Challenge ▸ Restate, word for word, all of the material shown below.

(Dataset entries on figures)
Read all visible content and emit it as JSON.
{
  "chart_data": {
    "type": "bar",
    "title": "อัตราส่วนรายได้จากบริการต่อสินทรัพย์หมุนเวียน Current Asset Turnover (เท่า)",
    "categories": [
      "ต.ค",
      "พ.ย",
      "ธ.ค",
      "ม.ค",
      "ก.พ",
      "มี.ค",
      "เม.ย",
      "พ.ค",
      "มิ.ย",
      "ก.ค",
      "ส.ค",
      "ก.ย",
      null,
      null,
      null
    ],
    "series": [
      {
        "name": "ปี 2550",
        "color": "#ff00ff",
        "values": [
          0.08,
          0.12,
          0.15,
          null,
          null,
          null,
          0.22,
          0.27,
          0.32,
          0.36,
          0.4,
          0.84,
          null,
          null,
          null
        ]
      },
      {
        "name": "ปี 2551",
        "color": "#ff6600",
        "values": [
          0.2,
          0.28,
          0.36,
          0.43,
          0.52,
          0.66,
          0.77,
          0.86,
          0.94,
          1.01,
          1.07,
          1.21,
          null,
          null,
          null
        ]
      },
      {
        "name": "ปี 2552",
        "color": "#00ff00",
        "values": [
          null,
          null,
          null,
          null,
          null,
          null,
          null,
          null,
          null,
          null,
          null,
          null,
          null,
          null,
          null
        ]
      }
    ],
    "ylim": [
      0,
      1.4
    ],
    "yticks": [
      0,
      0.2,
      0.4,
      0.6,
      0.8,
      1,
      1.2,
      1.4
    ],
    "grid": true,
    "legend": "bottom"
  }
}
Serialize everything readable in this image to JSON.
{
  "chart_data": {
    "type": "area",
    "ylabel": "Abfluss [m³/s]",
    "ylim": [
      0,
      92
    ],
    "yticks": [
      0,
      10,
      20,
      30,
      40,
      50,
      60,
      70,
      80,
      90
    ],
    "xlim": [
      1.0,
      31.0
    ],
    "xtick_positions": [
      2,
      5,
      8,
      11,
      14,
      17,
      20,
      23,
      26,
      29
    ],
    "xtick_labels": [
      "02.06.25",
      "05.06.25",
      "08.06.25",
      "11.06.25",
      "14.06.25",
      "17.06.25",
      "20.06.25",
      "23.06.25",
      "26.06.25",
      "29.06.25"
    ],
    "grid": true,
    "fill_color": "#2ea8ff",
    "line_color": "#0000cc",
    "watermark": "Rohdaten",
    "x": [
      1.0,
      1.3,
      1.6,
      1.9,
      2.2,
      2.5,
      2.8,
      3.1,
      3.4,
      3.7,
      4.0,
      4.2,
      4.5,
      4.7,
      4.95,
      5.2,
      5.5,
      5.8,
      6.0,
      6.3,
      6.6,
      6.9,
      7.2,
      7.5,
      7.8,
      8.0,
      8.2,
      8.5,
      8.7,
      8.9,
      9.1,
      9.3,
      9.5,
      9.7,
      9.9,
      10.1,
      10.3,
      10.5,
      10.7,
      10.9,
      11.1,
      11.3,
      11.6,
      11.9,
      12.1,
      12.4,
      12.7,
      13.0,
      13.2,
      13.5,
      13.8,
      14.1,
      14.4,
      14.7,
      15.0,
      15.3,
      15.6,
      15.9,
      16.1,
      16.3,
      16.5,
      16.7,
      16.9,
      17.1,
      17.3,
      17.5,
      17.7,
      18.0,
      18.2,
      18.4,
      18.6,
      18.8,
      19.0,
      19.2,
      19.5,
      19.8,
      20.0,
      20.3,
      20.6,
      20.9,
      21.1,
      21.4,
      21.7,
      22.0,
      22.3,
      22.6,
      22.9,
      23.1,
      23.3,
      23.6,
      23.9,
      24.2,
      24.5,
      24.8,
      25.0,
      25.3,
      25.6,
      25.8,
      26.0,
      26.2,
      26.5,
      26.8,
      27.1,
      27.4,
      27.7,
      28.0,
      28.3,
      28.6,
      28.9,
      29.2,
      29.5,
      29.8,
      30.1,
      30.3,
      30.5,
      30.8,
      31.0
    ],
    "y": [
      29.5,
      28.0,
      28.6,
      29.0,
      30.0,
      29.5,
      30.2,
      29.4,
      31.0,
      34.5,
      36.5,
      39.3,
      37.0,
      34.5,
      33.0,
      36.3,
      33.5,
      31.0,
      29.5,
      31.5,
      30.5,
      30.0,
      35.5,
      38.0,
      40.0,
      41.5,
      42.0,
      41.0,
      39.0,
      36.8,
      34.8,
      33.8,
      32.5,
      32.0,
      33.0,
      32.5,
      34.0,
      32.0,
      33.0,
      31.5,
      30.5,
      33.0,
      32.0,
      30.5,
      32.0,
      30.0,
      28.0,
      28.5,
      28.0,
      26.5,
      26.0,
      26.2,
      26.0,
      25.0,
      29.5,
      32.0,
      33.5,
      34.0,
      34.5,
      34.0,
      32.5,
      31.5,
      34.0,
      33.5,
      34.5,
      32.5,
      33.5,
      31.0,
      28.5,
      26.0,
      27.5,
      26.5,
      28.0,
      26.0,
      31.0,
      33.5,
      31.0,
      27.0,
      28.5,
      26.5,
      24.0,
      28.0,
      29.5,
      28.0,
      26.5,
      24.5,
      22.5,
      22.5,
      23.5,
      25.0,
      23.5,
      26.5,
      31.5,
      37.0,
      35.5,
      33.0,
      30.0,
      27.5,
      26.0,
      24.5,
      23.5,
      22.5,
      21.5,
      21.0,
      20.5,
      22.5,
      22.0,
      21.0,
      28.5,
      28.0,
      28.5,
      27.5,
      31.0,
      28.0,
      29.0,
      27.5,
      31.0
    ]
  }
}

In response ▸
Read all visible content and emit it as JSON.
{
  "chart_data": {
    "type": "bar",
    "title": "อัตราส่วนรายได้จากบริการต่อสินทรัพย์หมุนเวียน Current Asset Turnover (เท่า)",
    "categories": [
      "ต.ค",
      "พ.ย",
      "ธ.ค",
      "ม.ค",
      "ก.พ",
      "มี.ค",
      "เม.ย",
      "พ.ค",
      "มิ.ย",
      "ก.ค",
      "ส.ค",
      "ก.ย",
      null,
      null,
      null
    ],
    "series": [
      {
        "name": "ปี 2550",
        "color": "#ff00ff",
        "values": [
          0.08,
          0.12,
          0.15,
          null,
          null,
          null,
          0.22,
          0.27,
          0.32,
          0.36,
          0.4,
          0.84,
          null,
          null,
          null
        ]
      },
      {
        "name": "ปี 2551",
        "color": "#ff6600",
        "values": [
          0.2,
          0.28,
          0.36,
          0.43,
          0.52,
          0.66,
          0.77,
          0.86,
          0.94,
          1.01,
          1.07,
          1.21,
          null,
          null,
          null
        ]
      },
      {
        "name": "ปี 2552",
        "color": "#00ff00",
        "values": [
          null,
          null,
          null,
          null,
          null,
          null,
          null,
          null,
          null,
          null,
          null,
          null,
          null,
          null,
          null
        ]
      }
    ],
    "ylim": [
      0,
      1.4
    ],
    "yticks": [
      0,
      0.2,
      0.4,
      0.6,
      0.8,
      1,
      1.2,
      1.4
    ],
    "grid": true,
    "legend": "bottom"
  }
}
Serialize everything readable in this image to JSON.
{
  "chart_data": {
    "type": "area",
    "ylabel": "Abfluss [m³/s]",
    "ylim": [
      0,
      92
    ],
    "yticks": [
      0,
      10,
      20,
      30,
      40,
      50,
      60,
      70,
      80,
      90
    ],
    "xlim": [
      1.0,
      31.0
    ],
    "xtick_positions": [
      2,
      5,
      8,
      11,
      14,
      17,
      20,
      23,
      26,
      29
    ],
    "xtick_labels": [
      "02.06.25",
      "05.06.25",
      "08.06.25",
      "11.06.25",
      "14.06.25",
      "17.06.25",
      "20.06.25",
      "23.06.25",
      "26.06.25",
      "29.06.25"
    ],
    "grid": true,
    "fill_color": "#2ea8ff",
    "line_color": "#0000cc",
    "watermark": "Rohdaten",
    "x": [
      1.0,
      1.3,
      1.6,
      1.9,
      2.2,
      2.5,
      2.8,
      3.1,
      3.4,
      3.7,
      4.0,
      4.2,
      4.5,
      4.7,
      4.95,
      5.2,
      5.5,
      5.8,
      6.0,
      6.3,
      6.6,
      6.9,
      7.2,
      7.5,
      7.8,
      8.0,
      8.2,
      8.5,
      8.7,
      8.9,
      9.1,
      9.3,
      9.5,
      9.7,
      9.9,
      10.1,
      10.3,
      10.5,
      10.7,
      10.9,
      11.1,
      11.3,
      11.6,
      11.9,
      12.1,
      12.4,
      12.7,
      13.0,
      13.2,
      13.5,
      13.8,
      14.1,
      14.4,
      14.7,
      15.0,
      15.3,
      15.6,
      15.9,
      16.1,
      16.3,
      16.5,
      16.7,
      16.9,
      17.1,
      17.3,
      17.5,
      17.7,
      18.0,
      18.2,
      18.4,
      18.6,
      18.8,
      19.0,
      19.2,
      19.5,
      19.8,
      20.0,
      20.3,
      20.6,
      20.9,
      21.1,
      21.4,
      21.7,
      22.0,
      22.3,
      22.6,
      22.9,
      23.1,
      23.3,
      23.6,
      23.9,
      24.2,
      24.5,
      24.8,
      25.0,
      25.3,
      25.6,
      25.8,
      26.0,
      26.2,
      26.5,
      26.8,
      27.1,
      27.4,
      27.7,
      28.0,
      28.3,
      28.6,
      28.9,
      29.2,
      29.5,
      29.8,
      30.1,
      30.3,
      30.5,
      30.8,
      31.0
    ],
    "y": [
      29.5,
      28.0,
      28.6,
      29.0,
      30.0,
      29.5,
      30.2,
      29.4,
      31.0,
      34.5,
      36.5,
      39.3,
      37.0,
      34.5,
      33.0,
      36.3,
      33.5,
      31.0,
      29.5,
      31.5,
      30.5,
      30.0,
      35.5,
      38.0,
      40.0,
      41.5,
      42.0,
      41.0,
      39.0,
      36.8,
      34.8,
      33.8,
      32.5,
      32.0,
      33.0,
      32.5,
      34.0,
      32.0,
      33.0,
      31.5,
      30.5,
      33.0,
      32.0,
      30.5,
      32.0,
      30.0,
      28.0,
      28.5,
      28.0,
      26.5,
      26.0,
      26.2,
      26.0,
      25.0,
      29.5,
      32.0,
      33.5,
      34.0,
      34.5,
      34.0,
      32.5,
      31.5,
      34.0,
      33.5,
      34.5,
      32.5,
      33.5,
      31.0,
      28.5,
      26.0,
      27.5,
      26.5,
      28.0,
      26.0,
      31.0,
      33.5,
      31.0,
      27.0,
      28.5,
      26.5,
      24.0,
      28.0,
      29.5,
      28.0,
      26.5,
      24.5,
      22.5,
      22.5,
      23.5,
      25.0,
      23.5,
      26.5,
      31.5,
      37.0,
      35.5,
      33.0,
      30.0,
      27.5,
      26.0,
      24.5,
      23.5,
      22.5,
      21.5,
      21.0,
      20.5,
      22.5,
      22.0,
      21.0,
      28.5,
      28.0,
      28.5,
      27.5,
      31.0,
      28.0,
      29.0,
      27.5,
      31.0
    ]
  }
}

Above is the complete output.